• WHAT THE TASK REQUIRES
Report only the number of lines in this material that include "value".

• EXERCISE INPUTS
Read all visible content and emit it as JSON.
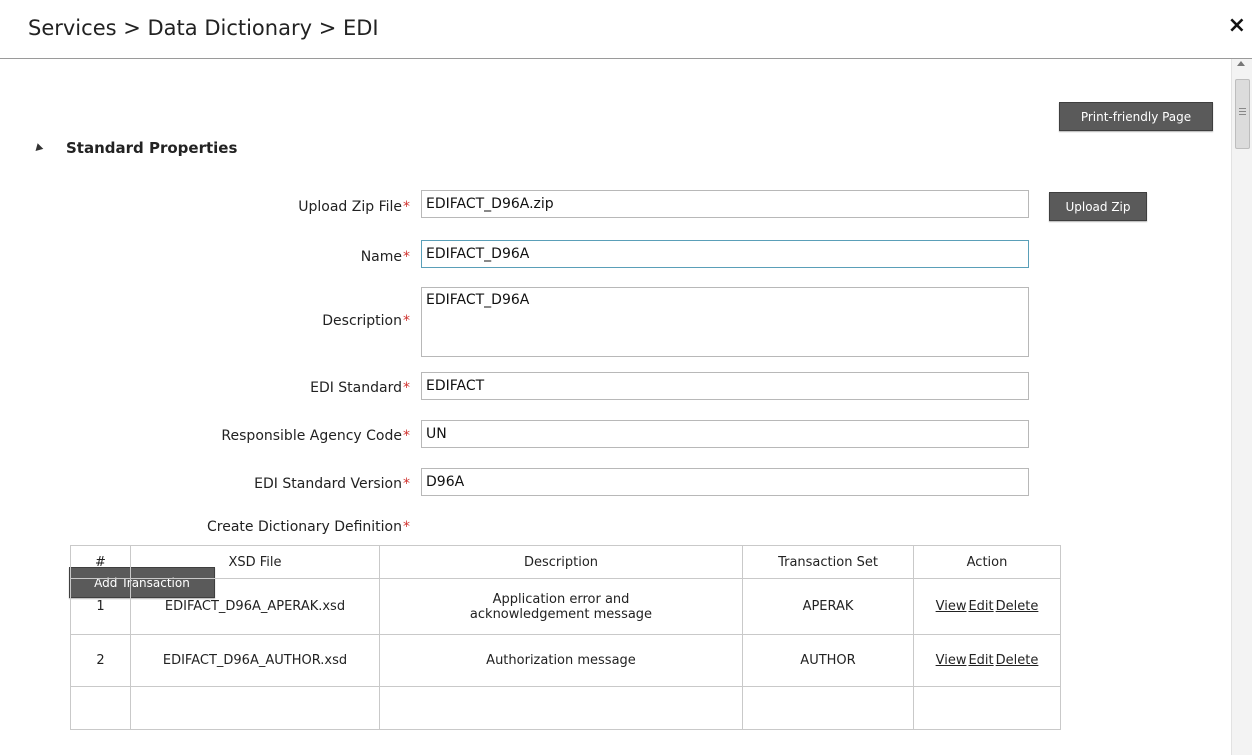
{
  "header": {
    "title": "Services > Data Dictionary > EDI",
    "close_icon": "×"
  },
  "toolbar": {
    "print_label": "Print-friendly Page"
  },
  "section": {
    "label": "Standard Properties"
  },
  "form": {
    "upload_zip": {
      "label": "Upload Zip File",
      "value": "EDIFACT_D96A.zip",
      "button": "Upload Zip"
    },
    "name": {
      "label": "Name",
      "value": "EDIFACT_D96A"
    },
    "description": {
      "label": "Description",
      "value": "EDIFACT_D96A"
    },
    "edi_standard": {
      "label": "EDI Standard",
      "value": "EDIFACT"
    },
    "agency_code": {
      "label": "Responsible Agency Code",
      "value": "UN"
    },
    "standard_version": {
      "label": "EDI Standard Version",
      "value": "D96A"
    },
    "create_definition": {
      "label": "Create Dictionary Definition"
    },
    "required_mark": "*"
  },
  "add_transaction_label": "Add Transaction",
  "table": {
    "headers": [
      "#",
      "XSD File",
      "Description",
      "Transaction Set",
      "Action"
    ],
    "rows": [
      {
        "num": "1",
        "xsd": "EDIFACT_D96A_APERAK.xsd",
        "desc_line1": "Application error and",
        "desc_line2": "acknowledgement message",
        "set": "APERAK"
      },
      {
        "num": "2",
        "xsd": "EDIFACT_D96A_AUTHOR.xsd",
        "desc_line1": "Authorization message",
        "desc_line2": "",
        "set": "AUTHOR"
      }
    ],
    "actions": {
      "view": "View",
      "edit": "Edit",
      "delete": "Delete"
    }
  }
}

• RESULT FOR THIS TASK
6